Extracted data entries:

(begin)

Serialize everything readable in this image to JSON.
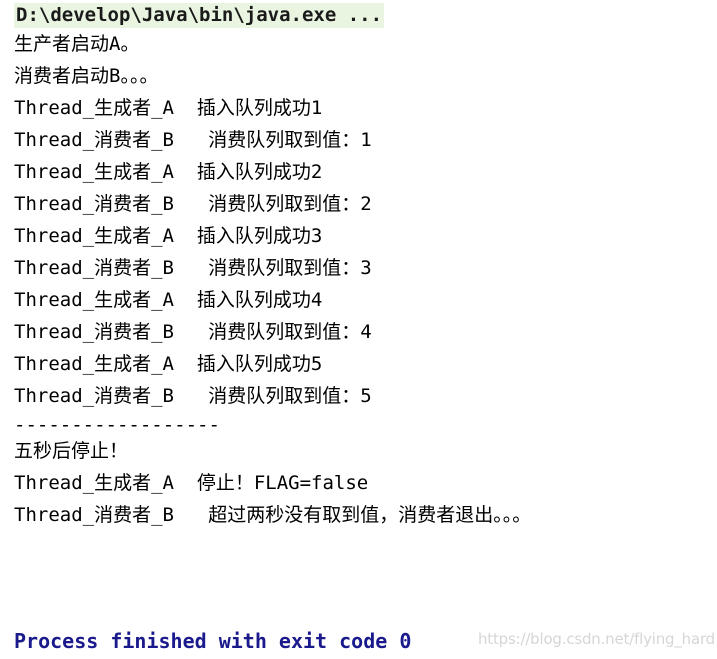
{
  "console": {
    "command_line": "D:\\develop\\Java\\bin\\java.exe ...",
    "highlight_color": "#e9f5e1",
    "text_color": "#000000",
    "exit_color": "#1a1a8c",
    "background_color": "#ffffff",
    "lines": [
      {
        "text": "生产者启动A。",
        "kind": "output"
      },
      {
        "text": "消费者启动B。。。",
        "kind": "output"
      },
      {
        "text": "Thread_生成者_A  插入队列成功1",
        "kind": "output"
      },
      {
        "text": "Thread_消费者_B   消费队列取到值：1",
        "kind": "output"
      },
      {
        "text": "Thread_生成者_A  插入队列成功2",
        "kind": "output"
      },
      {
        "text": "Thread_消费者_B   消费队列取到值：2",
        "kind": "output"
      },
      {
        "text": "Thread_生成者_A  插入队列成功3",
        "kind": "output"
      },
      {
        "text": "Thread_消费者_B   消费队列取到值：3",
        "kind": "output"
      },
      {
        "text": "Thread_生成者_A  插入队列成功4",
        "kind": "output"
      },
      {
        "text": "Thread_消费者_B   消费队列取到值：4",
        "kind": "output"
      },
      {
        "text": "Thread_生成者_A  插入队列成功5",
        "kind": "output"
      },
      {
        "text": "Thread_消费者_B   消费队列取到值：5",
        "kind": "output"
      },
      {
        "text": "------------------",
        "kind": "separator"
      },
      {
        "text": "五秒后停止！",
        "kind": "output"
      },
      {
        "text": "Thread_生成者_A  停止！FLAG=false",
        "kind": "output"
      },
      {
        "text": "Thread_消费者_B   超过两秒没有取到值，消费者退出。。。",
        "kind": "output"
      }
    ],
    "exit_message": "Process finished with exit code 0",
    "watermark": "https://blog.csdn.net/flying_hard"
  }
}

(end)

» **WHAT YOU HAVE TO DO**: Transcribe the listing in full and omit the pictures.

» **OUTPUT FOR THIS EXERCISE**:
Serialize everything readable in this image to JSON.
{
  "console": {
    "command_line": "D:\\develop\\Java\\bin\\java.exe ...",
    "highlight_color": "#e9f5e1",
    "text_color": "#000000",
    "exit_color": "#1a1a8c",
    "background_color": "#ffffff",
    "lines": [
      {
        "text": "生产者启动A。",
        "kind": "output"
      },
      {
        "text": "消费者启动B。。。",
        "kind": "output"
      },
      {
        "text": "Thread_生成者_A  插入队列成功1",
        "kind": "output"
      },
      {
        "text": "Thread_消费者_B   消费队列取到值：1",
        "kind": "output"
      },
      {
        "text": "Thread_生成者_A  插入队列成功2",
        "kind": "output"
      },
      {
        "text": "Thread_消费者_B   消费队列取到值：2",
        "kind": "output"
      },
      {
        "text": "Thread_生成者_A  插入队列成功3",
        "kind": "output"
      },
      {
        "text": "Thread_消费者_B   消费队列取到值：3",
        "kind": "output"
      },
      {
        "text": "Thread_生成者_A  插入队列成功4",
        "kind": "output"
      },
      {
        "text": "Thread_消费者_B   消费队列取到值：4",
        "kind": "output"
      },
      {
        "text": "Thread_生成者_A  插入队列成功5",
        "kind": "output"
      },
      {
        "text": "Thread_消费者_B   消费队列取到值：5",
        "kind": "output"
      },
      {
        "text": "------------------",
        "kind": "separator"
      },
      {
        "text": "五秒后停止！",
        "kind": "output"
      },
      {
        "text": "Thread_生成者_A  停止！FLAG=false",
        "kind": "output"
      },
      {
        "text": "Thread_消费者_B   超过两秒没有取到值，消费者退出。。。",
        "kind": "output"
      }
    ],
    "exit_message": "Process finished with exit code 0",
    "watermark": "https://blog.csdn.net/flying_hard"
  }
}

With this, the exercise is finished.